-- START --

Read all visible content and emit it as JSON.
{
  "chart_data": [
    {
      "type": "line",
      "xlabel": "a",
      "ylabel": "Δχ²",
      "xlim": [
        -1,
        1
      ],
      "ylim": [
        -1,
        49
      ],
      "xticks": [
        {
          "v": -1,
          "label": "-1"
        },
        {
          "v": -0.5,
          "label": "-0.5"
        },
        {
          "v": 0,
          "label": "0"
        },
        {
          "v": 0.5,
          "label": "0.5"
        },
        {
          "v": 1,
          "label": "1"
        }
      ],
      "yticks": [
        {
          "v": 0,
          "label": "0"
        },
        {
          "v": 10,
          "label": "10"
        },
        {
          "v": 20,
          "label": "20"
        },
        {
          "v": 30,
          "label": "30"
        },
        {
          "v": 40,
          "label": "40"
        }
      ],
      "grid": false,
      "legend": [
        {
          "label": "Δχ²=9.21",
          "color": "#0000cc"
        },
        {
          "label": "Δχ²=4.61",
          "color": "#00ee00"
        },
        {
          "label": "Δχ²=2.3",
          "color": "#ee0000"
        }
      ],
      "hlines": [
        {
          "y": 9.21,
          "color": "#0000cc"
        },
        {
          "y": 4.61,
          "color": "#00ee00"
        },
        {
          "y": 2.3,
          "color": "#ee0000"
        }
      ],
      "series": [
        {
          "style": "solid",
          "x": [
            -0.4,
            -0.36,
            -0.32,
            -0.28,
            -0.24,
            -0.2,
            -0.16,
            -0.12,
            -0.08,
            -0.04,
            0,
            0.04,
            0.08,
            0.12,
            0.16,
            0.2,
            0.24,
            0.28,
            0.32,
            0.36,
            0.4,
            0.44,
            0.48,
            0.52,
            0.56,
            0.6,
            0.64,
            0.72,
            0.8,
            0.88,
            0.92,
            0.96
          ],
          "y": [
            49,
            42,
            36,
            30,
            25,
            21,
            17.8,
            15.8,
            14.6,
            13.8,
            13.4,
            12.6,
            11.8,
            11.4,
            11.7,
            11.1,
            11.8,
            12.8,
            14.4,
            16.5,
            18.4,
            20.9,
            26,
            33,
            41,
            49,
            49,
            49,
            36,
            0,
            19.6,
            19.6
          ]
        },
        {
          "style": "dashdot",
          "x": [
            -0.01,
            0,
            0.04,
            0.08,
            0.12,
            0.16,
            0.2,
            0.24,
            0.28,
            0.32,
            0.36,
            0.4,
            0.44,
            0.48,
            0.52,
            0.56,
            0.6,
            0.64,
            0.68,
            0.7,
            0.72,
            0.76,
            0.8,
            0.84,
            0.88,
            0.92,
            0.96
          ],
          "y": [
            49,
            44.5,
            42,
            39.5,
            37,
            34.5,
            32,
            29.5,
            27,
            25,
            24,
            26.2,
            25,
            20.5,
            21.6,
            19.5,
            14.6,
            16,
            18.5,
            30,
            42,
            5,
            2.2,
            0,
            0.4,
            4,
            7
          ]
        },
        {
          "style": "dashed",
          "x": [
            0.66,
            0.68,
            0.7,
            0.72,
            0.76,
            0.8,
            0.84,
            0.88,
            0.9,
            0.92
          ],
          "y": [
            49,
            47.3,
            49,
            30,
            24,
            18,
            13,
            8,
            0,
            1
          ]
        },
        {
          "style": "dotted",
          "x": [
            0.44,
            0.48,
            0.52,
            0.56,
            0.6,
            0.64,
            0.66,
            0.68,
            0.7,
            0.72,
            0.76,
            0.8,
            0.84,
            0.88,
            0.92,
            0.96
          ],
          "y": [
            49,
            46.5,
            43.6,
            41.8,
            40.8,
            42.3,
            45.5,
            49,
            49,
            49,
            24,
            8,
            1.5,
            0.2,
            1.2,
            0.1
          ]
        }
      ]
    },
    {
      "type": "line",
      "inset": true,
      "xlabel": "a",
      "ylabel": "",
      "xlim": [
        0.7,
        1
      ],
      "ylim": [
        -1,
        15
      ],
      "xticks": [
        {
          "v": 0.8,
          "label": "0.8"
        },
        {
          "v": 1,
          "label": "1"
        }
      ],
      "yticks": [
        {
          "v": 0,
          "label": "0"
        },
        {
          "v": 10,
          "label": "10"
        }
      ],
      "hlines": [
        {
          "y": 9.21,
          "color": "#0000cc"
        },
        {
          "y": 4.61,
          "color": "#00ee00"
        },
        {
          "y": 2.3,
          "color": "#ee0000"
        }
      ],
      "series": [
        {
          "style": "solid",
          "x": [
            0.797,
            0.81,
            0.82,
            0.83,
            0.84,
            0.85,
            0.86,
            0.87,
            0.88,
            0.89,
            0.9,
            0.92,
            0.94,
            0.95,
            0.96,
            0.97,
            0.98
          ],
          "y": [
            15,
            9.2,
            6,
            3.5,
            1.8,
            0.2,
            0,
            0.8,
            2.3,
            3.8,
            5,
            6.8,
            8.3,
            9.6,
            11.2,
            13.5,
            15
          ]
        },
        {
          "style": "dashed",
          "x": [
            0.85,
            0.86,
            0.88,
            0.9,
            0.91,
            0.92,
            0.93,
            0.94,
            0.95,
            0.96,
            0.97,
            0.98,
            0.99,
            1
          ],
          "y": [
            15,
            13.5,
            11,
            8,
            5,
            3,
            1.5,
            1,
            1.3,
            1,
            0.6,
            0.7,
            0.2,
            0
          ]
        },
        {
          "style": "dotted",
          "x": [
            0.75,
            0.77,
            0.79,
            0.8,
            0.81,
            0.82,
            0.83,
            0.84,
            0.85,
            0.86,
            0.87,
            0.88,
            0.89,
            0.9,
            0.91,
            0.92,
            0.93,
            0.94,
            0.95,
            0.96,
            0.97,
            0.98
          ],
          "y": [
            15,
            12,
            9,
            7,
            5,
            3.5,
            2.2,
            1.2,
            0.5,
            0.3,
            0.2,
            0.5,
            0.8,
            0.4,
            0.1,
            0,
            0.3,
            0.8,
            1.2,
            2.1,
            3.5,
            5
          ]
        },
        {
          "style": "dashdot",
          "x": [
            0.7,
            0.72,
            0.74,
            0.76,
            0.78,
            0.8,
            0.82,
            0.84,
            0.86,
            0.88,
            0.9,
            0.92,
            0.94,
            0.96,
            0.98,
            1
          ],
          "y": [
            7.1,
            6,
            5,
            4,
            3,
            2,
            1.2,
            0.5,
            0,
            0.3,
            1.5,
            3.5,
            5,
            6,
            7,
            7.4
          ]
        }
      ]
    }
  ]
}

-- END --

* **EXERCISE AIM**: Reproduce the listing above verbatim, from first line to last.

* **WORKED ANSWER**:
Read all visible content and emit it as JSON.
{
  "chart_data": [
    {
      "type": "line",
      "xlabel": "a",
      "ylabel": "Δχ²",
      "xlim": [
        -1,
        1
      ],
      "ylim": [
        -1,
        49
      ],
      "xticks": [
        {
          "v": -1,
          "label": "-1"
        },
        {
          "v": -0.5,
          "label": "-0.5"
        },
        {
          "v": 0,
          "label": "0"
        },
        {
          "v": 0.5,
          "label": "0.5"
        },
        {
          "v": 1,
          "label": "1"
        }
      ],
      "yticks": [
        {
          "v": 0,
          "label": "0"
        },
        {
          "v": 10,
          "label": "10"
        },
        {
          "v": 20,
          "label": "20"
        },
        {
          "v": 30,
          "label": "30"
        },
        {
          "v": 40,
          "label": "40"
        }
      ],
      "grid": false,
      "legend": [
        {
          "label": "Δχ²=9.21",
          "color": "#0000cc"
        },
        {
          "label": "Δχ²=4.61",
          "color": "#00ee00"
        },
        {
          "label": "Δχ²=2.3",
          "color": "#ee0000"
        }
      ],
      "hlines": [
        {
          "y": 9.21,
          "color": "#0000cc"
        },
        {
          "y": 4.61,
          "color": "#00ee00"
        },
        {
          "y": 2.3,
          "color": "#ee0000"
        }
      ],
      "series": [
        {
          "style": "solid",
          "x": [
            -0.4,
            -0.36,
            -0.32,
            -0.28,
            -0.24,
            -0.2,
            -0.16,
            -0.12,
            -0.08,
            -0.04,
            0,
            0.04,
            0.08,
            0.12,
            0.16,
            0.2,
            0.24,
            0.28,
            0.32,
            0.36,
            0.4,
            0.44,
            0.48,
            0.52,
            0.56,
            0.6,
            0.64,
            0.72,
            0.8,
            0.88,
            0.92,
            0.96
          ],
          "y": [
            49,
            42,
            36,
            30,
            25,
            21,
            17.8,
            15.8,
            14.6,
            13.8,
            13.4,
            12.6,
            11.8,
            11.4,
            11.7,
            11.1,
            11.8,
            12.8,
            14.4,
            16.5,
            18.4,
            20.9,
            26,
            33,
            41,
            49,
            49,
            49,
            36,
            0,
            19.6,
            19.6
          ]
        },
        {
          "style": "dashdot",
          "x": [
            -0.01,
            0,
            0.04,
            0.08,
            0.12,
            0.16,
            0.2,
            0.24,
            0.28,
            0.32,
            0.36,
            0.4,
            0.44,
            0.48,
            0.52,
            0.56,
            0.6,
            0.64,
            0.68,
            0.7,
            0.72,
            0.76,
            0.8,
            0.84,
            0.88,
            0.92,
            0.96
          ],
          "y": [
            49,
            44.5,
            42,
            39.5,
            37,
            34.5,
            32,
            29.5,
            27,
            25,
            24,
            26.2,
            25,
            20.5,
            21.6,
            19.5,
            14.6,
            16,
            18.5,
            30,
            42,
            5,
            2.2,
            0,
            0.4,
            4,
            7
          ]
        },
        {
          "style": "dashed",
          "x": [
            0.66,
            0.68,
            0.7,
            0.72,
            0.76,
            0.8,
            0.84,
            0.88,
            0.9,
            0.92
          ],
          "y": [
            49,
            47.3,
            49,
            30,
            24,
            18,
            13,
            8,
            0,
            1
          ]
        },
        {
          "style": "dotted",
          "x": [
            0.44,
            0.48,
            0.52,
            0.56,
            0.6,
            0.64,
            0.66,
            0.68,
            0.7,
            0.72,
            0.76,
            0.8,
            0.84,
            0.88,
            0.92,
            0.96
          ],
          "y": [
            49,
            46.5,
            43.6,
            41.8,
            40.8,
            42.3,
            45.5,
            49,
            49,
            49,
            24,
            8,
            1.5,
            0.2,
            1.2,
            0.1
          ]
        }
      ]
    },
    {
      "type": "line",
      "inset": true,
      "xlabel": "a",
      "ylabel": "",
      "xlim": [
        0.7,
        1
      ],
      "ylim": [
        -1,
        15
      ],
      "xticks": [
        {
          "v": 0.8,
          "label": "0.8"
        },
        {
          "v": 1,
          "label": "1"
        }
      ],
      "yticks": [
        {
          "v": 0,
          "label": "0"
        },
        {
          "v": 10,
          "label": "10"
        }
      ],
      "hlines": [
        {
          "y": 9.21,
          "color": "#0000cc"
        },
        {
          "y": 4.61,
          "color": "#00ee00"
        },
        {
          "y": 2.3,
          "color": "#ee0000"
        }
      ],
      "series": [
        {
          "style": "solid",
          "x": [
            0.797,
            0.81,
            0.82,
            0.83,
            0.84,
            0.85,
            0.86,
            0.87,
            0.88,
            0.89,
            0.9,
            0.92,
            0.94,
            0.95,
            0.96,
            0.97,
            0.98
          ],
          "y": [
            15,
            9.2,
            6,
            3.5,
            1.8,
            0.2,
            0,
            0.8,
            2.3,
            3.8,
            5,
            6.8,
            8.3,
            9.6,
            11.2,
            13.5,
            15
          ]
        },
        {
          "style": "dashed",
          "x": [
            0.85,
            0.86,
            0.88,
            0.9,
            0.91,
            0.92,
            0.93,
            0.94,
            0.95,
            0.96,
            0.97,
            0.98,
            0.99,
            1
          ],
          "y": [
            15,
            13.5,
            11,
            8,
            5,
            3,
            1.5,
            1,
            1.3,
            1,
            0.6,
            0.7,
            0.2,
            0
          ]
        },
        {
          "style": "dotted",
          "x": [
            0.75,
            0.77,
            0.79,
            0.8,
            0.81,
            0.82,
            0.83,
            0.84,
            0.85,
            0.86,
            0.87,
            0.88,
            0.89,
            0.9,
            0.91,
            0.92,
            0.93,
            0.94,
            0.95,
            0.96,
            0.97,
            0.98
          ],
          "y": [
            15,
            12,
            9,
            7,
            5,
            3.5,
            2.2,
            1.2,
            0.5,
            0.3,
            0.2,
            0.5,
            0.8,
            0.4,
            0.1,
            0,
            0.3,
            0.8,
            1.2,
            2.1,
            3.5,
            5
          ]
        },
        {
          "style": "dashdot",
          "x": [
            0.7,
            0.72,
            0.74,
            0.76,
            0.78,
            0.8,
            0.82,
            0.84,
            0.86,
            0.88,
            0.9,
            0.92,
            0.94,
            0.96,
            0.98,
            1
          ],
          "y": [
            7.1,
            6,
            5,
            4,
            3,
            2,
            1.2,
            0.5,
            0,
            0.3,
            1.5,
            3.5,
            5,
            6,
            7,
            7.4
          ]
        }
      ]
    }
  ]
}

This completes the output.